Start EXTRACTED INFORMATION

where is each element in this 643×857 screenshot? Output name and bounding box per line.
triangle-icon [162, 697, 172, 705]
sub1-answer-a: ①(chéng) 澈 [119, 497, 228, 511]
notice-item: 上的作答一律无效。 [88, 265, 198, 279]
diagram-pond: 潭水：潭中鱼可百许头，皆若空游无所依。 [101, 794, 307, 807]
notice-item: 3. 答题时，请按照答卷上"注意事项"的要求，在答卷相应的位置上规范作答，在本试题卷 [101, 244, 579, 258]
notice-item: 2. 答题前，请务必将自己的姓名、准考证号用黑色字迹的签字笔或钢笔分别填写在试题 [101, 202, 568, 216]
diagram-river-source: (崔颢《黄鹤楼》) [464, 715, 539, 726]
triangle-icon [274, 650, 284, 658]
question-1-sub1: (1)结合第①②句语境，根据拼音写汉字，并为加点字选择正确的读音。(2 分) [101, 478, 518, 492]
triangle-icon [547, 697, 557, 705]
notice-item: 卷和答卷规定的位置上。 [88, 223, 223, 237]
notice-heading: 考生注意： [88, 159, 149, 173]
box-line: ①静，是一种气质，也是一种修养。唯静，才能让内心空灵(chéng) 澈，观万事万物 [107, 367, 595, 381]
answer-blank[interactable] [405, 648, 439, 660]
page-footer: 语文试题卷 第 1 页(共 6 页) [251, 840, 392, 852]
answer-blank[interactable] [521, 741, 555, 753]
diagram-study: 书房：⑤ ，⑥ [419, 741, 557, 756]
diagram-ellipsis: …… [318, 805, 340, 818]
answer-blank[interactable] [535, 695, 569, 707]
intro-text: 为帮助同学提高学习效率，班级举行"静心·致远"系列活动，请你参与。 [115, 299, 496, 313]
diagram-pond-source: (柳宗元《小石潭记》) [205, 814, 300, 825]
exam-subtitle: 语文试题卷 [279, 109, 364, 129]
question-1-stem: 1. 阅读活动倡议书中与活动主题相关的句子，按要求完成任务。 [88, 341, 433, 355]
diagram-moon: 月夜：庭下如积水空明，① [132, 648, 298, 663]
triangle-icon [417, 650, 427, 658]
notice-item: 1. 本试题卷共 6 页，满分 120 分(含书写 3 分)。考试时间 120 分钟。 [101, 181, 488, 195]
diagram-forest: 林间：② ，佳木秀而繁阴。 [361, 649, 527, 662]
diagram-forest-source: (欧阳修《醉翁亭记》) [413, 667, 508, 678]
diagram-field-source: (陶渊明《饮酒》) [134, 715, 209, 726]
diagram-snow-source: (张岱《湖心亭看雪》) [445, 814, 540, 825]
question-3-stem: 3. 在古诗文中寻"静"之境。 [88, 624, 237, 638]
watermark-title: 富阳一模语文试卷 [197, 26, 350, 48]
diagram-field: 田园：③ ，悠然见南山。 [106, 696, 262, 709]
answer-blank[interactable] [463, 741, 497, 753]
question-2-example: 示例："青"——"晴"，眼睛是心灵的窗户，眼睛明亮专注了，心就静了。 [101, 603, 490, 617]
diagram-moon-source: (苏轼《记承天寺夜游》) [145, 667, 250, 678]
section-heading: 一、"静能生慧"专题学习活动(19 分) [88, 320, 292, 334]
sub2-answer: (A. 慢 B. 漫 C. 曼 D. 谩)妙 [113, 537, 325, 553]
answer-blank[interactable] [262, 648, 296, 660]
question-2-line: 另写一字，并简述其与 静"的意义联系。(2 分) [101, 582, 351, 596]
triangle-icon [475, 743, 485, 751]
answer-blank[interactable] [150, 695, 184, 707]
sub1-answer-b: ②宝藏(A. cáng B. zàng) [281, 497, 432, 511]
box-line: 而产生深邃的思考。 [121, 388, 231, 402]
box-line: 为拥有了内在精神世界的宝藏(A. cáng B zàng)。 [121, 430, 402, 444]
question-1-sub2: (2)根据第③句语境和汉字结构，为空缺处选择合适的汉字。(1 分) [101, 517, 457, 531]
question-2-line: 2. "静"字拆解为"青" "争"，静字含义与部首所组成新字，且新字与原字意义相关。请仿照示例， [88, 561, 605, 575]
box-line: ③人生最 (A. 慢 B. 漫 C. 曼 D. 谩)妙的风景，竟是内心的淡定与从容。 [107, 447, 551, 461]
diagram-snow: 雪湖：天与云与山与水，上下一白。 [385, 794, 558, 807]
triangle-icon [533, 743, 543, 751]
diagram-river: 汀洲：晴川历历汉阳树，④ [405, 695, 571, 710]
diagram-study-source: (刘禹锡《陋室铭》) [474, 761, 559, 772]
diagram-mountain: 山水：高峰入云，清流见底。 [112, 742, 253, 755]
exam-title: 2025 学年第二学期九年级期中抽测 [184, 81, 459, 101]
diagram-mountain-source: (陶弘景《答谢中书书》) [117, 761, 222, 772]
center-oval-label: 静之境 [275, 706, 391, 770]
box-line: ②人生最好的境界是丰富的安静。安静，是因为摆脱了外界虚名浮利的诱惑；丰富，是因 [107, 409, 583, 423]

End EXTRACTED INFORMATION

(PROBLEM DETAILS): Quote every line of the listing above word for word, from the first line to the last.

(FULL OUTPUT):
where is each element in this 643×857 screenshot? Output name and bounding box per line.
triangle-icon [162, 697, 172, 705]
sub1-answer-a: ①(chéng) 澈 [119, 497, 228, 511]
notice-item: 上的作答一律无效。 [88, 265, 198, 279]
diagram-pond: 潭水：潭中鱼可百许头，皆若空游无所依。 [101, 794, 307, 807]
notice-item: 3. 答题时，请按照答卷上"注意事项"的要求，在答卷相应的位置上规范作答，在本试题卷 [101, 244, 579, 258]
notice-item: 2. 答题前，请务必将自己的姓名、准考证号用黑色字迹的签字笔或钢笔分别填写在试题 [101, 202, 568, 216]
diagram-river-source: (崔颢《黄鹤楼》) [464, 715, 539, 726]
triangle-icon [274, 650, 284, 658]
question-1-sub1: (1)结合第①②句语境，根据拼音写汉字，并为加点字选择正确的读音。(2 分) [101, 478, 518, 492]
triangle-icon [547, 697, 557, 705]
notice-item: 卷和答卷规定的位置上。 [88, 223, 223, 237]
notice-heading: 考生注意： [88, 159, 149, 173]
box-line: ①静，是一种气质，也是一种修养。唯静，才能让内心空灵(chéng) 澈，观万事万物 [107, 367, 595, 381]
answer-blank[interactable] [405, 648, 439, 660]
page-footer: 语文试题卷 第 1 页(共 6 页) [251, 840, 392, 852]
answer-blank[interactable] [521, 741, 555, 753]
diagram-study: 书房：⑤ ，⑥ [419, 741, 557, 756]
diagram-ellipsis: …… [318, 805, 340, 818]
answer-blank[interactable] [535, 695, 569, 707]
intro-text: 为帮助同学提高学习效率，班级举行"静心·致远"系列活动，请你参与。 [115, 299, 496, 313]
diagram-pond-source: (柳宗元《小石潭记》) [205, 814, 300, 825]
exam-subtitle: 语文试题卷 [279, 109, 364, 129]
question-1-stem: 1. 阅读活动倡议书中与活动主题相关的句子，按要求完成任务。 [88, 341, 433, 355]
diagram-moon: 月夜：庭下如积水空明，① [132, 648, 298, 663]
triangle-icon [417, 650, 427, 658]
notice-item: 1. 本试题卷共 6 页，满分 120 分(含书写 3 分)。考试时间 120 分钟。 [101, 181, 488, 195]
diagram-forest: 林间：② ，佳木秀而繁阴。 [361, 649, 527, 662]
diagram-forest-source: (欧阳修《醉翁亭记》) [413, 667, 508, 678]
diagram-field-source: (陶渊明《饮酒》) [134, 715, 209, 726]
diagram-snow-source: (张岱《湖心亭看雪》) [445, 814, 540, 825]
question-3-stem: 3. 在古诗文中寻"静"之境。 [88, 624, 237, 638]
watermark-title: 富阳一模语文试卷 [197, 26, 350, 48]
diagram-field: 田园：③ ，悠然见南山。 [106, 696, 262, 709]
answer-blank[interactable] [463, 741, 497, 753]
question-2-example: 示例："青"——"晴"，眼睛是心灵的窗户，眼睛明亮专注了，心就静了。 [101, 603, 490, 617]
diagram-moon-source: (苏轼《记承天寺夜游》) [145, 667, 250, 678]
section-heading: 一、"静能生慧"专题学习活动(19 分) [88, 320, 292, 334]
sub2-answer: (A. 慢 B. 漫 C. 曼 D. 谩)妙 [113, 537, 325, 553]
answer-blank[interactable] [262, 648, 296, 660]
question-2-line: 另写一字，并简述其与 静"的意义联系。(2 分) [101, 582, 351, 596]
triangle-icon [475, 743, 485, 751]
answer-blank[interactable] [150, 695, 184, 707]
sub1-answer-b: ②宝藏(A. cáng B. zàng) [281, 497, 432, 511]
box-line: 而产生深邃的思考。 [121, 388, 231, 402]
box-line: 为拥有了内在精神世界的宝藏(A. cáng B zàng)。 [121, 430, 402, 444]
question-1-sub2: (2)根据第③句语境和汉字结构，为空缺处选择合适的汉字。(1 分) [101, 517, 457, 531]
question-2-line: 2. "静"字拆解为"青" "争"，静字含义与部首所组成新字，且新字与原字意义相关。请仿照示例， [88, 561, 605, 575]
box-line: ③人生最 (A. 慢 B. 漫 C. 曼 D. 谩)妙的风景，竟是内心的淡定与从容。 [107, 447, 551, 461]
diagram-snow: 雪湖：天与云与山与水，上下一白。 [385, 794, 558, 807]
triangle-icon [533, 743, 543, 751]
diagram-river: 汀洲：晴川历历汉阳树，④ [405, 695, 571, 710]
diagram-study-source: (刘禹锡《陋室铭》) [474, 761, 559, 772]
diagram-mountain: 山水：高峰入云，清流见底。 [112, 742, 253, 755]
exam-title: 2025 学年第二学期九年级期中抽测 [184, 81, 459, 101]
diagram-mountain-source: (陶弘景《答谢中书书》) [117, 761, 222, 772]
center-oval-label: 静之境 [275, 706, 391, 770]
box-line: ②人生最好的境界是丰富的安静。安静，是因为摆脱了外界虚名浮利的诱惑；丰富，是因 [107, 409, 583, 423]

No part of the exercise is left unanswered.